▶ Task requirements: Copy every line of the data in which the word "name" occurs.

[START Dataset records]

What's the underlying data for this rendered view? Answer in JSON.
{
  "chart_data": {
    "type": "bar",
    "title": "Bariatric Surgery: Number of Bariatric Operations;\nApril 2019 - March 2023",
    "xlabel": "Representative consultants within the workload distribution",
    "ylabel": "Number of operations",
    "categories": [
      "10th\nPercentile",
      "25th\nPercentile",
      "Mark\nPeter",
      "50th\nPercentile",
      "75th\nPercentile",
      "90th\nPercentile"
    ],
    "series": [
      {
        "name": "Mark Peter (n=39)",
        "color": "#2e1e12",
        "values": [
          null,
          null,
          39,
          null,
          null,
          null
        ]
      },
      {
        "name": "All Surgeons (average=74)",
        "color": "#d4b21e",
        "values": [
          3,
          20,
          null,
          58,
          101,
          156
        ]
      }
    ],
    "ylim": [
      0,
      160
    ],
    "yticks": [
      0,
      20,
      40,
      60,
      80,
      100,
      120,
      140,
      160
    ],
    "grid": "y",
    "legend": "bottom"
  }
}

[END Dataset records]
[START Dataset records]

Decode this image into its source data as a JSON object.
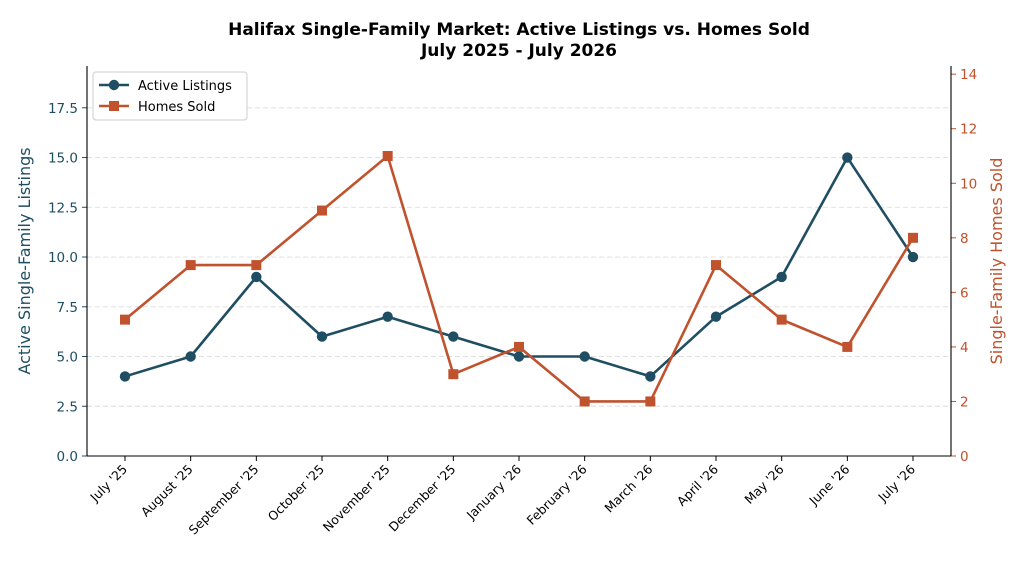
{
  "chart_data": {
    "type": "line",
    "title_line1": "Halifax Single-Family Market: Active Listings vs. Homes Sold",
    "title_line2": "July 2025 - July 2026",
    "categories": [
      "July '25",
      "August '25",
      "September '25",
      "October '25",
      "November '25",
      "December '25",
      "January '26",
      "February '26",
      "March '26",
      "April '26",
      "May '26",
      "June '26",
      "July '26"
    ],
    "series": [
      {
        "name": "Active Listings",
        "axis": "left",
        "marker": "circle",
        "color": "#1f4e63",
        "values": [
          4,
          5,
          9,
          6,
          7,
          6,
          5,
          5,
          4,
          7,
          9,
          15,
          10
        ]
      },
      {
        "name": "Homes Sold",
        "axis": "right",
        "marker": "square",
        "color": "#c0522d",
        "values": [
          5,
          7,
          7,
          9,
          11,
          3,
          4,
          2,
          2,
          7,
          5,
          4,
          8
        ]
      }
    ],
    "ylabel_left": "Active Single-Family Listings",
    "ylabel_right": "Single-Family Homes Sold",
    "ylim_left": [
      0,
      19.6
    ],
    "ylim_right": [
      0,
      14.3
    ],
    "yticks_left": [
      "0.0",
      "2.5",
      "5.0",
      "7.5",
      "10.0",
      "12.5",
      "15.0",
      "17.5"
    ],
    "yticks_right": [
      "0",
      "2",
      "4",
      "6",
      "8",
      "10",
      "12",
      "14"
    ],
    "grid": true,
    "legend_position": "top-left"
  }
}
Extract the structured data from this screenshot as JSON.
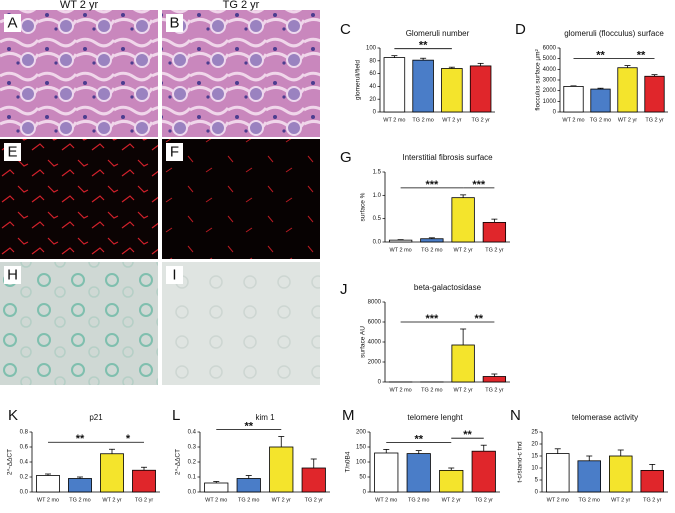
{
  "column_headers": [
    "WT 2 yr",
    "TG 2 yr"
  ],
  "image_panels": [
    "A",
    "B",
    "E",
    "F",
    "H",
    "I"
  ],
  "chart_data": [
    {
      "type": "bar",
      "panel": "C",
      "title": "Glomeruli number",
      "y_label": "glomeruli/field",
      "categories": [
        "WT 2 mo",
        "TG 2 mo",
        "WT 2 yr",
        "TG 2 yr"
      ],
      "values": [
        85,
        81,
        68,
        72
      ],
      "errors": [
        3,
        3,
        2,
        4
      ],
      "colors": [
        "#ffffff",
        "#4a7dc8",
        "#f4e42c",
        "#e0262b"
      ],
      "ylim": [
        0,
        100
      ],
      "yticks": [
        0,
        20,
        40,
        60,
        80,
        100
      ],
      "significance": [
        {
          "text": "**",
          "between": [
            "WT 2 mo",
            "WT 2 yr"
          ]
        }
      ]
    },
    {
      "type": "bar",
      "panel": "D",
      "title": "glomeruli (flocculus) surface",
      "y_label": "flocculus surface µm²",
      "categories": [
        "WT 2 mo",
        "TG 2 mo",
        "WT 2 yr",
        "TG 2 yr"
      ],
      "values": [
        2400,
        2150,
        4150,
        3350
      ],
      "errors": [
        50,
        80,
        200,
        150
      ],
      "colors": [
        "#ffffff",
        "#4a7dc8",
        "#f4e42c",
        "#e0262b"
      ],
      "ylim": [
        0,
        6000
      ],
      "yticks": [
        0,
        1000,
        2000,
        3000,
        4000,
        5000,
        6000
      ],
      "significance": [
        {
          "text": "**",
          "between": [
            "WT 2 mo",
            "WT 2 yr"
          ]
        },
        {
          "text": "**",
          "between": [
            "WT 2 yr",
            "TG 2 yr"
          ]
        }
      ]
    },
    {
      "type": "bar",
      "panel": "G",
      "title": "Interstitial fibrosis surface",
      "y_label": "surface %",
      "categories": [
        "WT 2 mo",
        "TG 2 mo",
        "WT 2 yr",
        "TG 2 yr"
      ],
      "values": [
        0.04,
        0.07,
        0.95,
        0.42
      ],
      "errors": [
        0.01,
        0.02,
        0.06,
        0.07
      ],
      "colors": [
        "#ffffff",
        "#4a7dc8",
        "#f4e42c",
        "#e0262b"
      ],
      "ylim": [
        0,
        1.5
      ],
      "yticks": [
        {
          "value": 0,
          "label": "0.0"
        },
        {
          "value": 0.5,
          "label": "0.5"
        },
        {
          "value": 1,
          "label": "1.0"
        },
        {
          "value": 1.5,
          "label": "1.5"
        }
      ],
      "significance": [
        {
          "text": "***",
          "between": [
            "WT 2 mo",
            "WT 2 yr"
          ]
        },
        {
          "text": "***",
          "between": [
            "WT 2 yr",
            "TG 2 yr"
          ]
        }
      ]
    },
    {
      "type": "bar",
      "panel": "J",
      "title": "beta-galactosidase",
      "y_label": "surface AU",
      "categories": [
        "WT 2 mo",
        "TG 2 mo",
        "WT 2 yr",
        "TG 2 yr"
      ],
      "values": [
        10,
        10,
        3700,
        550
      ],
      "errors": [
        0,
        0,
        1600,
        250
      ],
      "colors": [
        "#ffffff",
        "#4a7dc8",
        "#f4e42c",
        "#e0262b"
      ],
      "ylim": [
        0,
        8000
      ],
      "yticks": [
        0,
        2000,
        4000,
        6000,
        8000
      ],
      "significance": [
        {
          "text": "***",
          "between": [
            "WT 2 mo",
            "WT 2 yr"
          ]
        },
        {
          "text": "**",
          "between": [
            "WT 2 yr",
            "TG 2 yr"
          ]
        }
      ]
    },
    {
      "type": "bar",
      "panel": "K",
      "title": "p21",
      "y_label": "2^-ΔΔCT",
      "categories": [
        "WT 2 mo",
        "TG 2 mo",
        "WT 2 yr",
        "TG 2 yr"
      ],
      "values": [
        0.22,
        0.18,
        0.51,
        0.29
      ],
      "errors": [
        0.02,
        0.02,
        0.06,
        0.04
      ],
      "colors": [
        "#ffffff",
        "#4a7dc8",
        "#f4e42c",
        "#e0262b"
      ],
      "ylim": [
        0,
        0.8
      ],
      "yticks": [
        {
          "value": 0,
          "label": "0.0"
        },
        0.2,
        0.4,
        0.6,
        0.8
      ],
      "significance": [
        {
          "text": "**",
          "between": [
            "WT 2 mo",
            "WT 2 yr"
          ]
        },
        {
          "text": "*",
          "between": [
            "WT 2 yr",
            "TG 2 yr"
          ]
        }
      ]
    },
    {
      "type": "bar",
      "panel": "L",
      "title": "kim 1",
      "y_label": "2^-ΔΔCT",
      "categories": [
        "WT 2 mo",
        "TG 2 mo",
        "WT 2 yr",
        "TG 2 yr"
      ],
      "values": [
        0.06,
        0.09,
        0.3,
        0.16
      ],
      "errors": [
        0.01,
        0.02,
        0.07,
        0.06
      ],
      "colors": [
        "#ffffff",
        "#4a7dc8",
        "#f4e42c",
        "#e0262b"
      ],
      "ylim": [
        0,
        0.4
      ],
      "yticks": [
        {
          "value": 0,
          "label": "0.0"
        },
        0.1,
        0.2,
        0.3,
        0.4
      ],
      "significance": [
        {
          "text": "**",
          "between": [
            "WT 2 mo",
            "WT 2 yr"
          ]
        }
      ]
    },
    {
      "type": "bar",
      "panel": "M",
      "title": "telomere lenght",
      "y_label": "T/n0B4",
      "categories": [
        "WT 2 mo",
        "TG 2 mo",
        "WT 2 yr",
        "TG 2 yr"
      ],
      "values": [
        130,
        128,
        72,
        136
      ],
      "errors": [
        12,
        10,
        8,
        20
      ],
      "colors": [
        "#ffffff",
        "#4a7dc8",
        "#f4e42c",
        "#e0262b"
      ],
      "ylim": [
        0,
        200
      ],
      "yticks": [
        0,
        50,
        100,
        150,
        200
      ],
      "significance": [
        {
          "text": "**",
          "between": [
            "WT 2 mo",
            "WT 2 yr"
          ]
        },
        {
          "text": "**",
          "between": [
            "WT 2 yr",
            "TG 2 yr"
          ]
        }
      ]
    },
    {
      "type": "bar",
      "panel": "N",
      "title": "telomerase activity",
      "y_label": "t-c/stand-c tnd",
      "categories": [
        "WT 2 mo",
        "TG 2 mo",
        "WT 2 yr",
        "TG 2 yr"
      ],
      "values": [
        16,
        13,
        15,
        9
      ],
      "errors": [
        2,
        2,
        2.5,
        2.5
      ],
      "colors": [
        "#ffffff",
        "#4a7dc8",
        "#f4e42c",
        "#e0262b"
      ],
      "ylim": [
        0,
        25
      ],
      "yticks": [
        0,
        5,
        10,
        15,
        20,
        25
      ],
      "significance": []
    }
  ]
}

[END Dataset records]

▶ Answer to the task:
        "name": "Mark Peter (n=39)",
        "name": "All Surgeons (average=74)",
        "name": "Active Listings",
        "name": "Homes Sold",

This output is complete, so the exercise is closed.